Copy every line in the records below that contains the word "values".

▽

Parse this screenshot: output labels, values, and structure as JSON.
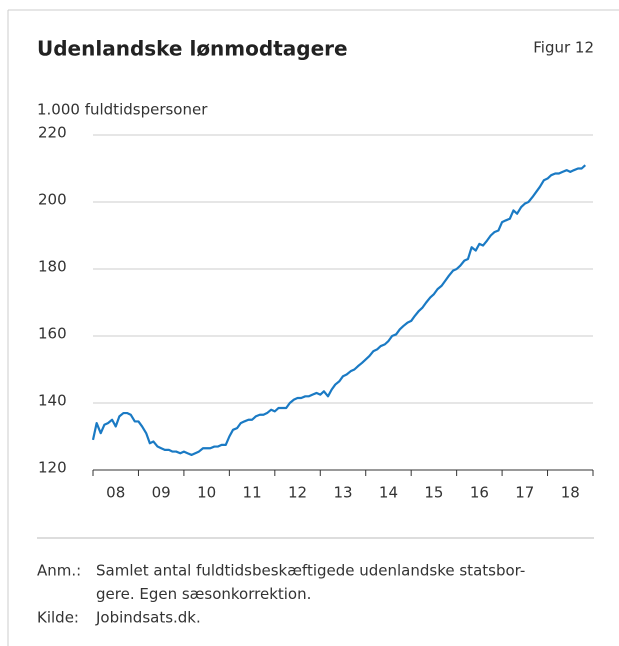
{
  "chart_data": {
    "type": "line",
    "title": "Udenlandske lønmodtagere",
    "figure_label": "Figur 12",
    "y_axis_label": "1.000 fuldtidspersoner",
    "ylim": [
      120,
      220
    ],
    "yticks": [
      120,
      140,
      160,
      180,
      200,
      220
    ],
    "grid": true,
    "xlim": [
      2008,
      2019
    ],
    "xticks": [
      2008,
      2009,
      2010,
      2011,
      2012,
      2013,
      2014,
      2015,
      2016,
      2017,
      2018,
      2019
    ],
    "xlabels": [
      {
        "value": 2008.5,
        "label": "08"
      },
      {
        "value": 2009.5,
        "label": "09"
      },
      {
        "value": 2010.5,
        "label": "10"
      },
      {
        "value": 2011.5,
        "label": "11"
      },
      {
        "value": 2012.5,
        "label": "12"
      },
      {
        "value": 2013.5,
        "label": "13"
      },
      {
        "value": 2014.5,
        "label": "14"
      },
      {
        "value": 2015.5,
        "label": "15"
      },
      {
        "value": 2016.5,
        "label": "16"
      },
      {
        "value": 2017.5,
        "label": "17"
      },
      {
        "value": 2018.5,
        "label": "18"
      }
    ],
    "x": [
      2008.0,
      2008.08,
      2008.17,
      2008.25,
      2008.33,
      2008.42,
      2008.5,
      2008.58,
      2008.67,
      2008.75,
      2008.83,
      2008.92,
      2009.0,
      2009.08,
      2009.17,
      2009.25,
      2009.33,
      2009.42,
      2009.5,
      2009.58,
      2009.67,
      2009.75,
      2009.83,
      2009.92,
      2010.0,
      2010.08,
      2010.17,
      2010.25,
      2010.33,
      2010.42,
      2010.5,
      2010.58,
      2010.67,
      2010.75,
      2010.83,
      2010.92,
      2011.0,
      2011.08,
      2011.17,
      2011.25,
      2011.33,
      2011.42,
      2011.5,
      2011.58,
      2011.67,
      2011.75,
      2011.83,
      2011.92,
      2012.0,
      2012.08,
      2012.17,
      2012.25,
      2012.33,
      2012.42,
      2012.5,
      2012.58,
      2012.67,
      2012.75,
      2012.83,
      2012.92,
      2013.0,
      2013.08,
      2013.17,
      2013.25,
      2013.33,
      2013.42,
      2013.5,
      2013.58,
      2013.67,
      2013.75,
      2013.83,
      2013.92,
      2014.0,
      2014.08,
      2014.17,
      2014.25,
      2014.33,
      2014.42,
      2014.5,
      2014.58,
      2014.67,
      2014.75,
      2014.83,
      2014.92,
      2015.0,
      2015.08,
      2015.17,
      2015.25,
      2015.33,
      2015.42,
      2015.5,
      2015.58,
      2015.67,
      2015.75,
      2015.83,
      2015.92,
      2016.0,
      2016.08,
      2016.17,
      2016.25,
      2016.33,
      2016.42,
      2016.5,
      2016.58,
      2016.67,
      2016.75,
      2016.83,
      2016.92,
      2017.0,
      2017.08,
      2017.17,
      2017.25,
      2017.33,
      2017.42,
      2017.5,
      2017.58,
      2017.67,
      2017.75,
      2017.83,
      2017.92,
      2018.0,
      2018.08,
      2018.17,
      2018.25,
      2018.33,
      2018.42,
      2018.5,
      2018.58,
      2018.67,
      2018.75,
      2018.83
    ],
    "series": [
      {
        "color": "#1a7ac4",
        "values": [
          129,
          134,
          131,
          133.5,
          134,
          135,
          133,
          136,
          137,
          137,
          136.5,
          134.5,
          134.5,
          133,
          131,
          128,
          128.5,
          127,
          126.5,
          126,
          126,
          125.5,
          125.5,
          125,
          125.5,
          125,
          124.5,
          125,
          125.5,
          126.5,
          126.5,
          126.5,
          127,
          127,
          127.5,
          127.5,
          130,
          132,
          132.5,
          134,
          134.5,
          135,
          135,
          136,
          136.5,
          136.5,
          137,
          138,
          137.5,
          138.5,
          138.5,
          138.5,
          140,
          141,
          141.5,
          141.5,
          142,
          142,
          142.5,
          143,
          142.5,
          143.5,
          142,
          144,
          145.5,
          146.5,
          148,
          148.5,
          149.5,
          150,
          151,
          152,
          153,
          154,
          155.5,
          156,
          157,
          157.5,
          158.5,
          160,
          160.5,
          162,
          163,
          164,
          164.5,
          166,
          167.5,
          168.5,
          170,
          171.5,
          172.5,
          174,
          175,
          176.5,
          178,
          179.5,
          180,
          181,
          182.5,
          183,
          186.5,
          185.5,
          187.5,
          187,
          188.5,
          190,
          191,
          191.5,
          194,
          194.5,
          195,
          197.5,
          196.5,
          198.5,
          199.5,
          200,
          201.5,
          203,
          204.5,
          206.5,
          207,
          208,
          208.5,
          208.5,
          209,
          209.5,
          209,
          209.5,
          210,
          210,
          211
        ]
      }
    ],
    "notes": [
      {
        "label": "Anm.:",
        "lines": [
          "Samlet antal fuldtidsbeskæftigede udenlandske statsbor-",
          "gere. Egen sæsonkorrektion."
        ]
      },
      {
        "label": "Kilde:",
        "lines": [
          "Jobindsats.dk."
        ]
      }
    ]
  }
}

△

## Correct response:
Parse this screenshot: output labels, values, and structure as JSON.
        "values": [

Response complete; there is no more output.